▸ WHAT YOU WILL DO
List every line in this data where the string "consiste" occurs.

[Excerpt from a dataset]
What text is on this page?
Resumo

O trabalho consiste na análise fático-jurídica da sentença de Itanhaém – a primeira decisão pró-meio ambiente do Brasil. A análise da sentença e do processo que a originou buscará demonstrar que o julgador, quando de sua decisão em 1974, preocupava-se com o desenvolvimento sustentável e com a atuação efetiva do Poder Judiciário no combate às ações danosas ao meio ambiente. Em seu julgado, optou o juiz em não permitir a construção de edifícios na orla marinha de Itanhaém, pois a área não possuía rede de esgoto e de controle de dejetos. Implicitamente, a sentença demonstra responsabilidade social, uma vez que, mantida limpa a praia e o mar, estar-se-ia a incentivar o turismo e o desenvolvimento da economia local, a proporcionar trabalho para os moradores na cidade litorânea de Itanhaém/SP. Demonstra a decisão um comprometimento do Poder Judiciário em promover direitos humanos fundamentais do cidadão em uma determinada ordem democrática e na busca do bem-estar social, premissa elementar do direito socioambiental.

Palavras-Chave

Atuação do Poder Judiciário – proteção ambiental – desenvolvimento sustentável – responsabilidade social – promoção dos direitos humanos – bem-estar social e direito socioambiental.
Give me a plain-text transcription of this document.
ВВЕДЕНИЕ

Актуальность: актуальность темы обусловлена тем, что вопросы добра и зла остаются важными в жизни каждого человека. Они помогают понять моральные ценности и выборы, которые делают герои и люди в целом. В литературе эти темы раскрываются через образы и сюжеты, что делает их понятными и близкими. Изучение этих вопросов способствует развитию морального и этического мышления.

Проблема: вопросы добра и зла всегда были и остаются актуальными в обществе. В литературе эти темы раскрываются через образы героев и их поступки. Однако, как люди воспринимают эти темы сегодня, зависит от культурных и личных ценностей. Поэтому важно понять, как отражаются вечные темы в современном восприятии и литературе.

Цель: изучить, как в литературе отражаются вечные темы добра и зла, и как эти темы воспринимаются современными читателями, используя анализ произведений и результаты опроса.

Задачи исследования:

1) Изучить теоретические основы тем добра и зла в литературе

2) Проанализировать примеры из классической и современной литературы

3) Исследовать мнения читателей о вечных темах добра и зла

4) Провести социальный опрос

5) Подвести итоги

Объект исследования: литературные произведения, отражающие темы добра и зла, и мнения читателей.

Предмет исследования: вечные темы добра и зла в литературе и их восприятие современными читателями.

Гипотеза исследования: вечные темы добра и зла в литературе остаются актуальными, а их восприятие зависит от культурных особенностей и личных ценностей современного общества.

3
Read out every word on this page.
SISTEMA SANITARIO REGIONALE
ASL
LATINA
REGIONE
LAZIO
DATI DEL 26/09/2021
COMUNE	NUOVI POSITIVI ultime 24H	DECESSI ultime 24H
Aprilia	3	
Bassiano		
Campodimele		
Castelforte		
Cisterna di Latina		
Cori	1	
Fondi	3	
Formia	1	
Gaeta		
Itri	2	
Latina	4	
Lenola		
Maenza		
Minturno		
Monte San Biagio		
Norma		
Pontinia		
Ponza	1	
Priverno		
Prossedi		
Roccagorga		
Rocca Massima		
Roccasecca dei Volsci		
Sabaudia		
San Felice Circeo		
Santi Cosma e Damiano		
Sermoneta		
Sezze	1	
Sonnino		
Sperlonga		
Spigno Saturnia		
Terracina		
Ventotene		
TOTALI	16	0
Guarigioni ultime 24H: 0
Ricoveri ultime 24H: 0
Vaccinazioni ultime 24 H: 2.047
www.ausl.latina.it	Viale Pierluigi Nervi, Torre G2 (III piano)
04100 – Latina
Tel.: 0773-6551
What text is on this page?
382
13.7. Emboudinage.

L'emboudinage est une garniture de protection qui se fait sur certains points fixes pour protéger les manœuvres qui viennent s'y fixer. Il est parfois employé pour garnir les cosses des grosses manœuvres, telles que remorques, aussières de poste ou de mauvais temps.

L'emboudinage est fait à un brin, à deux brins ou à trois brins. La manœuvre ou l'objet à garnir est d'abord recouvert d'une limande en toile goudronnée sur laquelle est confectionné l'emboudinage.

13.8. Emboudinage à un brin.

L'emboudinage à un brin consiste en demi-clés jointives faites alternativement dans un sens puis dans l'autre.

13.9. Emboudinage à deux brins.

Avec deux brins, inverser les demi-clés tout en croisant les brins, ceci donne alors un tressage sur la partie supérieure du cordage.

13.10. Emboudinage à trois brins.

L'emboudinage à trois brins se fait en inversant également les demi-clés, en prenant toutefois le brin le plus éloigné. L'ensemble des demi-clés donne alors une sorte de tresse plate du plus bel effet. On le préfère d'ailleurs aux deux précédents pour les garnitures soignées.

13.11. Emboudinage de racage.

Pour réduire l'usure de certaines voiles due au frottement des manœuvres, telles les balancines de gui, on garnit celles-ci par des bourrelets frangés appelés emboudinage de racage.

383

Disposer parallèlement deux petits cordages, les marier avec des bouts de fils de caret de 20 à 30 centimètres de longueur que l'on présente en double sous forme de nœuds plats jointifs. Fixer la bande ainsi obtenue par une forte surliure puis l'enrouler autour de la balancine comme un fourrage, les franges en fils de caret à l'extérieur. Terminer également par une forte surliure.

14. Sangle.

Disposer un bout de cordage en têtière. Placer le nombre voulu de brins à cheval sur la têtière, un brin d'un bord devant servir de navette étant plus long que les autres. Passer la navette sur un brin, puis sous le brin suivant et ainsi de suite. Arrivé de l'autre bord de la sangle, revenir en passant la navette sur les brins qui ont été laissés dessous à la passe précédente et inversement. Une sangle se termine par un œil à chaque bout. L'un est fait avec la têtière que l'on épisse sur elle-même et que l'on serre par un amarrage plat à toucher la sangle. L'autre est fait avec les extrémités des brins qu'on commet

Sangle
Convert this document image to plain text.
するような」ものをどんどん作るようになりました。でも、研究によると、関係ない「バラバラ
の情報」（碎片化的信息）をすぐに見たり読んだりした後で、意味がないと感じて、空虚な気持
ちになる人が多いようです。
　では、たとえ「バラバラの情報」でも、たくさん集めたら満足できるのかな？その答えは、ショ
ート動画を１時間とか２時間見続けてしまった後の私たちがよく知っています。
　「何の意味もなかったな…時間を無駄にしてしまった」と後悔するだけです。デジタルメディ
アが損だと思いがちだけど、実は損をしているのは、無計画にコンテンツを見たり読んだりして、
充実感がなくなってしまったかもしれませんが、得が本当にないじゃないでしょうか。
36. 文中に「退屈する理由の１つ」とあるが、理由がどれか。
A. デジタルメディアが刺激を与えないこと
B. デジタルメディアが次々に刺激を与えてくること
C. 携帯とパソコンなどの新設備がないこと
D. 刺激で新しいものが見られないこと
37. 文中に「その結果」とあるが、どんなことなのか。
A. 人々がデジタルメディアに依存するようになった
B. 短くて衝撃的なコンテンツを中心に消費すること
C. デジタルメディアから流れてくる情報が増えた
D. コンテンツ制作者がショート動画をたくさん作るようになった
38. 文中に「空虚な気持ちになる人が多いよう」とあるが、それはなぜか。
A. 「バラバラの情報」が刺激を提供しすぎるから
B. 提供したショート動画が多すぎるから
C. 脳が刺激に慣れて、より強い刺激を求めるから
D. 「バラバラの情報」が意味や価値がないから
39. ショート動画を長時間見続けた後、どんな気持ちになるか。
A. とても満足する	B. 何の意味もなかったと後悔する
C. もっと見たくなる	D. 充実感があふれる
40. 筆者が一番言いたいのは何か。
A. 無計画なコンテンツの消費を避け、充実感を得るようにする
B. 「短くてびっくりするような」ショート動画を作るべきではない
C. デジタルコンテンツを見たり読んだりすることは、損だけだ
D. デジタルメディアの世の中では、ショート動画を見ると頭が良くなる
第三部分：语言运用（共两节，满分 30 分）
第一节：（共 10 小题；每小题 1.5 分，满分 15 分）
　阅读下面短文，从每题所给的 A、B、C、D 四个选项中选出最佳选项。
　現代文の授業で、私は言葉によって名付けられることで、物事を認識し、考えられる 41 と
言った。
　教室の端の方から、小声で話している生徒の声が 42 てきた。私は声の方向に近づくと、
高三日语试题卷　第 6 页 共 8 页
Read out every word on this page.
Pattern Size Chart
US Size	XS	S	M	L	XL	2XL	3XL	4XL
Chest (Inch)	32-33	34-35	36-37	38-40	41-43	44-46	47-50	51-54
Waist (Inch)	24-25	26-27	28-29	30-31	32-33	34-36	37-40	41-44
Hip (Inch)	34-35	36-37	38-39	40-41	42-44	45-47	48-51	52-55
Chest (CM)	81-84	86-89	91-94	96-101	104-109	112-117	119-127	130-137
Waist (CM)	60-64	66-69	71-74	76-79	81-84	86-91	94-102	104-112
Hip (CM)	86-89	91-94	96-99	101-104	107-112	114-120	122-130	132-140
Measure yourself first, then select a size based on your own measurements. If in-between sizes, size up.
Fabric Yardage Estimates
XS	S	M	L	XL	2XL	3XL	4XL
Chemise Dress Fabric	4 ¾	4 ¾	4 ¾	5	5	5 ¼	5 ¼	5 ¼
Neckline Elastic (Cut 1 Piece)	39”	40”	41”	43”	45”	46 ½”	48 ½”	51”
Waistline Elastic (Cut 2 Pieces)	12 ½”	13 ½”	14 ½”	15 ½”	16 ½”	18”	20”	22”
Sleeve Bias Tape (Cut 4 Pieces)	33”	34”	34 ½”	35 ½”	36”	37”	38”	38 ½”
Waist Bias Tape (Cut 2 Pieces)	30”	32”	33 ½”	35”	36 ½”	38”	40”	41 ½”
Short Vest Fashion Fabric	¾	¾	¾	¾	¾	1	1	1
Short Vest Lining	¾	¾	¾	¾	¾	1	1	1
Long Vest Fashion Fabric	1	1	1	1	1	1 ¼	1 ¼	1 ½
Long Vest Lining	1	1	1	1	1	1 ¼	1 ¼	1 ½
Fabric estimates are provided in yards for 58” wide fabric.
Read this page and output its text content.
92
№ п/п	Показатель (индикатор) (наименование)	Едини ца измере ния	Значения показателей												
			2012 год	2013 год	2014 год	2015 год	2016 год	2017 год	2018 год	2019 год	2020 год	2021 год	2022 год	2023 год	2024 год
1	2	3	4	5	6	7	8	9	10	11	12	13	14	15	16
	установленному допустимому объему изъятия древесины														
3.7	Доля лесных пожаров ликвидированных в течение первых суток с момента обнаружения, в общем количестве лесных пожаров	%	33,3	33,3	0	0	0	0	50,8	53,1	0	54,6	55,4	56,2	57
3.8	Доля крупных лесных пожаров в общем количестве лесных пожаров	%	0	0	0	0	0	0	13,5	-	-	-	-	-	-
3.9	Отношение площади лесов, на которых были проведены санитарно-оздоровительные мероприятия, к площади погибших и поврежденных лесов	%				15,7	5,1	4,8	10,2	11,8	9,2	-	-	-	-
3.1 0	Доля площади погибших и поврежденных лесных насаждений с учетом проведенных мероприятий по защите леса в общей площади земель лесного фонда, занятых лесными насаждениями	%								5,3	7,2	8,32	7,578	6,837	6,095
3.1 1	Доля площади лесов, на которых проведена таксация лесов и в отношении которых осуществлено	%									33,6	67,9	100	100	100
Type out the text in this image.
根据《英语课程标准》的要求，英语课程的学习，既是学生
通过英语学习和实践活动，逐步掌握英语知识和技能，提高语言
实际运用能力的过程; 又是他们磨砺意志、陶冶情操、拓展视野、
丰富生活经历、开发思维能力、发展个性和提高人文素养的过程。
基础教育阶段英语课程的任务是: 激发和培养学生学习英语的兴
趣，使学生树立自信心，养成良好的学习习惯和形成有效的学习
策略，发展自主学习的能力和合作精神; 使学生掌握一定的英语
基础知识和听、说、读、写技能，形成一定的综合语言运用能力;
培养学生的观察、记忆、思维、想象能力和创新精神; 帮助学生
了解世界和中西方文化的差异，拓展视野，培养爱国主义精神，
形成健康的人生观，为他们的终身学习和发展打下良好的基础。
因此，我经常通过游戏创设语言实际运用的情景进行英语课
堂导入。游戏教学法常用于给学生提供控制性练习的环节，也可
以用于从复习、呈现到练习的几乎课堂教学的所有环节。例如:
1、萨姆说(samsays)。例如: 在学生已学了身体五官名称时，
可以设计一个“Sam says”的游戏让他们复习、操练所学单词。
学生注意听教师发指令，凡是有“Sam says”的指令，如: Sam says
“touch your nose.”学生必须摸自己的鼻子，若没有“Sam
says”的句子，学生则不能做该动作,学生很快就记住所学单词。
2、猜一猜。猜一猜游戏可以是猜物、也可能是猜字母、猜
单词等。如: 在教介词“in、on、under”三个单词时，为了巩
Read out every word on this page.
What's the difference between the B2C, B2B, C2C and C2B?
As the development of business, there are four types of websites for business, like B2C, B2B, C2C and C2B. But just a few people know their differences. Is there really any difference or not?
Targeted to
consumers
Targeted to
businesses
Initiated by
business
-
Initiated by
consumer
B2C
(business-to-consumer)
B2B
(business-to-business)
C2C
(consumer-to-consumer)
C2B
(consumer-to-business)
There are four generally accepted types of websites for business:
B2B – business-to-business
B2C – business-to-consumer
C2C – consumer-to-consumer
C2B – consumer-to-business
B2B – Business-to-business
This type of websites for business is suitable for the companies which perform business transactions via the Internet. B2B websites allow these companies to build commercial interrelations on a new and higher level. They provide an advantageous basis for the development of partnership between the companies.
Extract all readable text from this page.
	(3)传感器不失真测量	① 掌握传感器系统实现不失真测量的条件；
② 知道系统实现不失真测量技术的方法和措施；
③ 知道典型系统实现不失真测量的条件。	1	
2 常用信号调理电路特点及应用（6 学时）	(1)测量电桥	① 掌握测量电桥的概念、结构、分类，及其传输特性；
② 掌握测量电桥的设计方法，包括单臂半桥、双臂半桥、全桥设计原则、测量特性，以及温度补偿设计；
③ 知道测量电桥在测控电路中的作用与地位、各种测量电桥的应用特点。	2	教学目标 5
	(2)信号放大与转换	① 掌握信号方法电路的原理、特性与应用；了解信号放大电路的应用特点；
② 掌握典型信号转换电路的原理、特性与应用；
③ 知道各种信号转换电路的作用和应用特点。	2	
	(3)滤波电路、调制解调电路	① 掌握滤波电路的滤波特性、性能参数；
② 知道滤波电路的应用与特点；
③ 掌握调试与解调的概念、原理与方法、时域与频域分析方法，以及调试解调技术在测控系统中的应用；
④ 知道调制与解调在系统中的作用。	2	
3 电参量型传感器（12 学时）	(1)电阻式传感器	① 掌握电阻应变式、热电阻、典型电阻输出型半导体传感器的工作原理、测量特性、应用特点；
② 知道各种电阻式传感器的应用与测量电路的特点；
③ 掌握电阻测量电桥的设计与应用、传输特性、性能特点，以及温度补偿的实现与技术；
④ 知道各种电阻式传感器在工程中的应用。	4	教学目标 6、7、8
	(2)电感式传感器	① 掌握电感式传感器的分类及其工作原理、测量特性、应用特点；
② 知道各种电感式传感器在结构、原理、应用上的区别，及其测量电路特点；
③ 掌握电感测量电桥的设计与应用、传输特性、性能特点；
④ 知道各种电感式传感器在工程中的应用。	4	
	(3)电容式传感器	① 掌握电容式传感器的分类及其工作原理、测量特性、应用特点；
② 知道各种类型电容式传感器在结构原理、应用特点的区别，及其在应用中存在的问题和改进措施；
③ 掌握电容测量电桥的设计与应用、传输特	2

▸ ANSWER IN FULL
O trabalho consiste na análise fático-jurídica da sentença de Itanhaém – a primeira decisão pró-meio ambiente do Brasil. A análise da sentença e do processo que a originou buscará demonstrar que o julgador, quando de sua decisão em 1974, preocupava-se com o desenvolvimento sustentável e com a atuação efetiva do Poder Judiciário no combate às ações danosas ao meio ambiente. Em seu julgado, optou o juiz em não permitir a construção de edifícios na orla marinha de Itanhaém, pois a área não possuía rede de esgoto e de controle de dejetos. Implicitamente, a sentença demonstra responsabilidade social, uma vez que, mantida limpa a praia e o mar, estar-se-ia a incentivar o turismo e o desenvolvimento da economia local, a proporcionar trabalho para os moradores na cidade litorânea de Itanhaém/SP. Demonstra a decisão um comprometimento do Poder Judiciário em promover direitos humanos fundamentais do cidadão em uma determinada ordem democrática e na busca do bem-estar social, premissa elementar do direito socioambiental.
L'emboudinage à un brin consiste en demi-clés jointives faites alternativement dans un sens puis dans l'autre.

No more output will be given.